[Written task]
Can you write out all of the material below, word for word?

Records from a collection of figures
◇ ◇ ◇ ◇

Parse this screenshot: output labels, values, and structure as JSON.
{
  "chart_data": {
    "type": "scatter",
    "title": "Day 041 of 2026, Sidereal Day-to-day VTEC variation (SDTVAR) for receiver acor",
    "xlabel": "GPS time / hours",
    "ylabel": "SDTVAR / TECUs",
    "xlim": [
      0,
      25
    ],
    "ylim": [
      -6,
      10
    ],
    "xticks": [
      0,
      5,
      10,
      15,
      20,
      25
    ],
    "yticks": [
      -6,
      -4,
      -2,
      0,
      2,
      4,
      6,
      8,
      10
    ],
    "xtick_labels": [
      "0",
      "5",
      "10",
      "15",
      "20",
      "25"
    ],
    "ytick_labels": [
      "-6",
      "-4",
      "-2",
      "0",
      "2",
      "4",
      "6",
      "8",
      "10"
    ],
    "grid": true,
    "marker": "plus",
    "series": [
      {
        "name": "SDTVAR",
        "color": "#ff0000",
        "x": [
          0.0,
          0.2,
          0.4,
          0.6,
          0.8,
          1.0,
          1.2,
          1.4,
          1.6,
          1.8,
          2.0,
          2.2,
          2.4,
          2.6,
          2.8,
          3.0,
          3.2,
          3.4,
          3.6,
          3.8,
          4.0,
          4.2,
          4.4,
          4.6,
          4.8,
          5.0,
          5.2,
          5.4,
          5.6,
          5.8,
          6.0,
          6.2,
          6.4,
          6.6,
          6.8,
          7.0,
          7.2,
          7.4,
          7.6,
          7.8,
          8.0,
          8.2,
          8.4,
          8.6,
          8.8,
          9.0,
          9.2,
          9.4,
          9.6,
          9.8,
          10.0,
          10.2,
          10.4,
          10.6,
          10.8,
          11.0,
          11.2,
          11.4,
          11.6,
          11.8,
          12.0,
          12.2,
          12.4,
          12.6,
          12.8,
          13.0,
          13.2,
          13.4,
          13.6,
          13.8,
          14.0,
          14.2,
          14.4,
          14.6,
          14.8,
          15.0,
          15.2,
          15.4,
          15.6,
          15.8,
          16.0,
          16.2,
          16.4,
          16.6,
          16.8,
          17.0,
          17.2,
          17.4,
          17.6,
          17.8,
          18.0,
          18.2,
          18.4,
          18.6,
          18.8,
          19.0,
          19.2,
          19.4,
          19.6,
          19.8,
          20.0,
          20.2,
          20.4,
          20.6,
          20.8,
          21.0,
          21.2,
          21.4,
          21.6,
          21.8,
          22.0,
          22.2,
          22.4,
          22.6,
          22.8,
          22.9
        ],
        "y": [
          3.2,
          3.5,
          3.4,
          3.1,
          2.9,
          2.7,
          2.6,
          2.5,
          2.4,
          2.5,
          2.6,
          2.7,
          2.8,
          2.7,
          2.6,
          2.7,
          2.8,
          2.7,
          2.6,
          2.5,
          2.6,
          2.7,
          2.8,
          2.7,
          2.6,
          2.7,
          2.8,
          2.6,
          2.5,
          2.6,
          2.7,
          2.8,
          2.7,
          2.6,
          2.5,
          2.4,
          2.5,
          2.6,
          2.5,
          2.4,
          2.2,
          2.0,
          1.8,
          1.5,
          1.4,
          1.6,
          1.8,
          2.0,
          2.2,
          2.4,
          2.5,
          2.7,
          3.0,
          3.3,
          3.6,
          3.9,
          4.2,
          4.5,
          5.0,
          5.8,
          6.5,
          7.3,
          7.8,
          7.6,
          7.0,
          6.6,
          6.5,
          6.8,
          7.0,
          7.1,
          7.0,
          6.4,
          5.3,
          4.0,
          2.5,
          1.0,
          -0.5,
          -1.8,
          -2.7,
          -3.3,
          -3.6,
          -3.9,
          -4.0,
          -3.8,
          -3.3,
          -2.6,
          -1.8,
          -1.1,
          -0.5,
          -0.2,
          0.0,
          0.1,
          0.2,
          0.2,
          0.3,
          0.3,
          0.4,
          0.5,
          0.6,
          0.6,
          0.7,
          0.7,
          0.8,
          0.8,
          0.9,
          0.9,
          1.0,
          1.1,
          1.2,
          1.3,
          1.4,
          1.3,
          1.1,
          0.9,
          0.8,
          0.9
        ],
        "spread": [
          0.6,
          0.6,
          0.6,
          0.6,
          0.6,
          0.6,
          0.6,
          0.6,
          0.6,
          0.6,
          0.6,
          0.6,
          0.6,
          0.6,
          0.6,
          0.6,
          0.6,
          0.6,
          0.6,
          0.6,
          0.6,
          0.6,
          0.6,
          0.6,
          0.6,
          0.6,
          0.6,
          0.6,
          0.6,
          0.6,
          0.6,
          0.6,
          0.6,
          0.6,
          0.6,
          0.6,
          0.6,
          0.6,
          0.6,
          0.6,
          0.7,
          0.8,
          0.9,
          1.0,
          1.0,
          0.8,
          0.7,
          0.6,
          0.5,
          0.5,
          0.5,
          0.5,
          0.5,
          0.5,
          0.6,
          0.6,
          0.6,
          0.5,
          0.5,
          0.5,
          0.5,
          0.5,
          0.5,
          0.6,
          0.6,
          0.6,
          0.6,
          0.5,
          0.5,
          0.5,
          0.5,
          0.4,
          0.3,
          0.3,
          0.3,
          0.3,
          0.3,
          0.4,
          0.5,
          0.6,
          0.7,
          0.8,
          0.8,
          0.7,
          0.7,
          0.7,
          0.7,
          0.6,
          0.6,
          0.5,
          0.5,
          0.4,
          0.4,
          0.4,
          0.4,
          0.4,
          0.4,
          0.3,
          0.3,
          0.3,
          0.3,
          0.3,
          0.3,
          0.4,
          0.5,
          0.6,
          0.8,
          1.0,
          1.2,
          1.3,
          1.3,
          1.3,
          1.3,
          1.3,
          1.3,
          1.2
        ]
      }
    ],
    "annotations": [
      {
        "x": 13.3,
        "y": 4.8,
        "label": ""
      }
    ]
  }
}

◇ ◇ ◇ ◇

[Exercise answer]
Parse this screenshot: output labels, values, and structure as JSON.
{
  "chart_data": {
    "type": "scatter",
    "title": "Day 041 of 2026, Sidereal Day-to-day VTEC variation (SDTVAR) for receiver acor",
    "xlabel": "GPS time / hours",
    "ylabel": "SDTVAR / TECUs",
    "xlim": [
      0,
      25
    ],
    "ylim": [
      -6,
      10
    ],
    "xticks": [
      0,
      5,
      10,
      15,
      20,
      25
    ],
    "yticks": [
      -6,
      -4,
      -2,
      0,
      2,
      4,
      6,
      8,
      10
    ],
    "xtick_labels": [
      "0",
      "5",
      "10",
      "15",
      "20",
      "25"
    ],
    "ytick_labels": [
      "-6",
      "-4",
      "-2",
      "0",
      "2",
      "4",
      "6",
      "8",
      "10"
    ],
    "grid": true,
    "marker": "plus",
    "series": [
      {
        "name": "SDTVAR",
        "color": "#ff0000",
        "x": [
          0.0,
          0.2,
          0.4,
          0.6,
          0.8,
          1.0,
          1.2,
          1.4,
          1.6,
          1.8,
          2.0,
          2.2,
          2.4,
          2.6,
          2.8,
          3.0,
          3.2,
          3.4,
          3.6,
          3.8,
          4.0,
          4.2,
          4.4,
          4.6,
          4.8,
          5.0,
          5.2,
          5.4,
          5.6,
          5.8,
          6.0,
          6.2,
          6.4,
          6.6,
          6.8,
          7.0,
          7.2,
          7.4,
          7.6,
          7.8,
          8.0,
          8.2,
          8.4,
          8.6,
          8.8,
          9.0,
          9.2,
          9.4,
          9.6,
          9.8,
          10.0,
          10.2,
          10.4,
          10.6,
          10.8,
          11.0,
          11.2,
          11.4,
          11.6,
          11.8,
          12.0,
          12.2,
          12.4,
          12.6,
          12.8,
          13.0,
          13.2,
          13.4,
          13.6,
          13.8,
          14.0,
          14.2,
          14.4,
          14.6,
          14.8,
          15.0,
          15.2,
          15.4,
          15.6,
          15.8,
          16.0,
          16.2,
          16.4,
          16.6,
          16.8,
          17.0,
          17.2,
          17.4,
          17.6,
          17.8,
          18.0,
          18.2,
          18.4,
          18.6,
          18.8,
          19.0,
          19.2,
          19.4,
          19.6,
          19.8,
          20.0,
          20.2,
          20.4,
          20.6,
          20.8,
          21.0,
          21.2,
          21.4,
          21.6,
          21.8,
          22.0,
          22.2,
          22.4,
          22.6,
          22.8,
          22.9
        ],
        "y": [
          3.2,
          3.5,
          3.4,
          3.1,
          2.9,
          2.7,
          2.6,
          2.5,
          2.4,
          2.5,
          2.6,
          2.7,
          2.8,
          2.7,
          2.6,
          2.7,
          2.8,
          2.7,
          2.6,
          2.5,
          2.6,
          2.7,
          2.8,
          2.7,
          2.6,
          2.7,
          2.8,
          2.6,
          2.5,
          2.6,
          2.7,
          2.8,
          2.7,
          2.6,
          2.5,
          2.4,
          2.5,
          2.6,
          2.5,
          2.4,
          2.2,
          2.0,
          1.8,
          1.5,
          1.4,
          1.6,
          1.8,
          2.0,
          2.2,
          2.4,
          2.5,
          2.7,
          3.0,
          3.3,
          3.6,
          3.9,
          4.2,
          4.5,
          5.0,
          5.8,
          6.5,
          7.3,
          7.8,
          7.6,
          7.0,
          6.6,
          6.5,
          6.8,
          7.0,
          7.1,
          7.0,
          6.4,
          5.3,
          4.0,
          2.5,
          1.0,
          -0.5,
          -1.8,
          -2.7,
          -3.3,
          -3.6,
          -3.9,
          -4.0,
          -3.8,
          -3.3,
          -2.6,
          -1.8,
          -1.1,
          -0.5,
          -0.2,
          0.0,
          0.1,
          0.2,
          0.2,
          0.3,
          0.3,
          0.4,
          0.5,
          0.6,
          0.6,
          0.7,
          0.7,
          0.8,
          0.8,
          0.9,
          0.9,
          1.0,
          1.1,
          1.2,
          1.3,
          1.4,
          1.3,
          1.1,
          0.9,
          0.8,
          0.9
        ],
        "spread": [
          0.6,
          0.6,
          0.6,
          0.6,
          0.6,
          0.6,
          0.6,
          0.6,
          0.6,
          0.6,
          0.6,
          0.6,
          0.6,
          0.6,
          0.6,
          0.6,
          0.6,
          0.6,
          0.6,
          0.6,
          0.6,
          0.6,
          0.6,
          0.6,
          0.6,
          0.6,
          0.6,
          0.6,
          0.6,
          0.6,
          0.6,
          0.6,
          0.6,
          0.6,
          0.6,
          0.6,
          0.6,
          0.6,
          0.6,
          0.6,
          0.7,
          0.8,
          0.9,
          1.0,
          1.0,
          0.8,
          0.7,
          0.6,
          0.5,
          0.5,
          0.5,
          0.5,
          0.5,
          0.5,
          0.6,
          0.6,
          0.6,
          0.5,
          0.5,
          0.5,
          0.5,
          0.5,
          0.5,
          0.6,
          0.6,
          0.6,
          0.6,
          0.5,
          0.5,
          0.5,
          0.5,
          0.4,
          0.3,
          0.3,
          0.3,
          0.3,
          0.3,
          0.4,
          0.5,
          0.6,
          0.7,
          0.8,
          0.8,
          0.7,
          0.7,
          0.7,
          0.7,
          0.6,
          0.6,
          0.5,
          0.5,
          0.4,
          0.4,
          0.4,
          0.4,
          0.4,
          0.4,
          0.3,
          0.3,
          0.3,
          0.3,
          0.3,
          0.3,
          0.4,
          0.5,
          0.6,
          0.8,
          1.0,
          1.2,
          1.3,
          1.3,
          1.3,
          1.3,
          1.3,
          1.3,
          1.2
        ]
      }
    ],
    "annotations": [
      {
        "x": 13.3,
        "y": 4.8,
        "label": ""
      }
    ]
  }
}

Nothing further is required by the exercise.